WORK INSTRUCTIONS >>
Transcribe every line of the records verbatim.

THE DATA >>
start
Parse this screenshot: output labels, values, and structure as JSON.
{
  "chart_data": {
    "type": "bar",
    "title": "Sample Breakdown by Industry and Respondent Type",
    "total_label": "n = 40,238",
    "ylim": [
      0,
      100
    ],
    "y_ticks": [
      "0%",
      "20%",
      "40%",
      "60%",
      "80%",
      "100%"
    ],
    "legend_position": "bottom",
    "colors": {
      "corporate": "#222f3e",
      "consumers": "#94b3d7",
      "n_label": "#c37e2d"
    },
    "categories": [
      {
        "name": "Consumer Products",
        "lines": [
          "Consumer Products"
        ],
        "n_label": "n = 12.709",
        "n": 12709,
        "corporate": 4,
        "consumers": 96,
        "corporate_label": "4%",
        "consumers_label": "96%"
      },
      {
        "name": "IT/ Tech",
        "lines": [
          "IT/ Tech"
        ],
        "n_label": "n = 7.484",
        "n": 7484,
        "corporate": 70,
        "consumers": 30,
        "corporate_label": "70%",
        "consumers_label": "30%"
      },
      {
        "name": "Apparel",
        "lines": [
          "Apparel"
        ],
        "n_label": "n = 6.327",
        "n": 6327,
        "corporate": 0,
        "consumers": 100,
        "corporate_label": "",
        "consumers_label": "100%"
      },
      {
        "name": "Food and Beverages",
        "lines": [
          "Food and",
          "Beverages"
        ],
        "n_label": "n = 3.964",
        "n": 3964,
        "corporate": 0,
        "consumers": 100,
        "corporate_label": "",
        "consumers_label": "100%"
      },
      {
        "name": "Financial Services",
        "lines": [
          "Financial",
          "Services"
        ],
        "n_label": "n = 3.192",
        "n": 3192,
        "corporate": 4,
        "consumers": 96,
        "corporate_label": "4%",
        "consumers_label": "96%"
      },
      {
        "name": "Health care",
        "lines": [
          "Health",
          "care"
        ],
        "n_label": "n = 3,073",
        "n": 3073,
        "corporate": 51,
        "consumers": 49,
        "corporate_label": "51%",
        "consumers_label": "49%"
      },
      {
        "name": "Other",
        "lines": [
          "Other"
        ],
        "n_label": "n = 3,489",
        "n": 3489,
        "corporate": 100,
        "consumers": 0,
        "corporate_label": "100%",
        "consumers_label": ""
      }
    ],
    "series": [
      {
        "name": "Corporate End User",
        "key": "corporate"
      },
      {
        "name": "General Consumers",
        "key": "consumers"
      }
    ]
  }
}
end
WRITTEN ANSWER >>
Parse this screenshot: output labels, values, and structure as JSON.
{
  "chart_data": {
    "type": "bar",
    "title": "Sample Breakdown by Industry and Respondent Type",
    "total_label": "n = 40,238",
    "ylim": [
      0,
      100
    ],
    "y_ticks": [
      "0%",
      "20%",
      "40%",
      "60%",
      "80%",
      "100%"
    ],
    "legend_position": "bottom",
    "colors": {
      "corporate": "#222f3e",
      "consumers": "#94b3d7",
      "n_label": "#c37e2d"
    },
    "categories": [
      {
        "name": "Consumer Products",
        "lines": [
          "Consumer Products"
        ],
        "n_label": "n = 12.709",
        "n": 12709,
        "corporate": 4,
        "consumers": 96,
        "corporate_label": "4%",
        "consumers_label": "96%"
      },
      {
        "name": "IT/ Tech",
        "lines": [
          "IT/ Tech"
        ],
        "n_label": "n = 7.484",
        "n": 7484,
        "corporate": 70,
        "consumers": 30,
        "corporate_label": "70%",
        "consumers_label": "30%"
      },
      {
        "name": "Apparel",
        "lines": [
          "Apparel"
        ],
        "n_label": "n = 6.327",
        "n": 6327,
        "corporate": 0,
        "consumers": 100,
        "corporate_label": "",
        "consumers_label": "100%"
      },
      {
        "name": "Food and Beverages",
        "lines": [
          "Food and",
          "Beverages"
        ],
        "n_label": "n = 3.964",
        "n": 3964,
        "corporate": 0,
        "consumers": 100,
        "corporate_label": "",
        "consumers_label": "100%"
      },
      {
        "name": "Financial Services",
        "lines": [
          "Financial",
          "Services"
        ],
        "n_label": "n = 3.192",
        "n": 3192,
        "corporate": 4,
        "consumers": 96,
        "corporate_label": "4%",
        "consumers_label": "96%"
      },
      {
        "name": "Health care",
        "lines": [
          "Health",
          "care"
        ],
        "n_label": "n = 3,073",
        "n": 3073,
        "corporate": 51,
        "consumers": 49,
        "corporate_label": "51%",
        "consumers_label": "49%"
      },
      {
        "name": "Other",
        "lines": [
          "Other"
        ],
        "n_label": "n = 3,489",
        "n": 3489,
        "corporate": 100,
        "consumers": 0,
        "corporate_label": "100%",
        "consumers_label": ""
      }
    ],
    "series": [
      {
        "name": "Corporate End User",
        "key": "corporate"
      },
      {
        "name": "General Consumers",
        "key": "consumers"
      }
    ]
  }
}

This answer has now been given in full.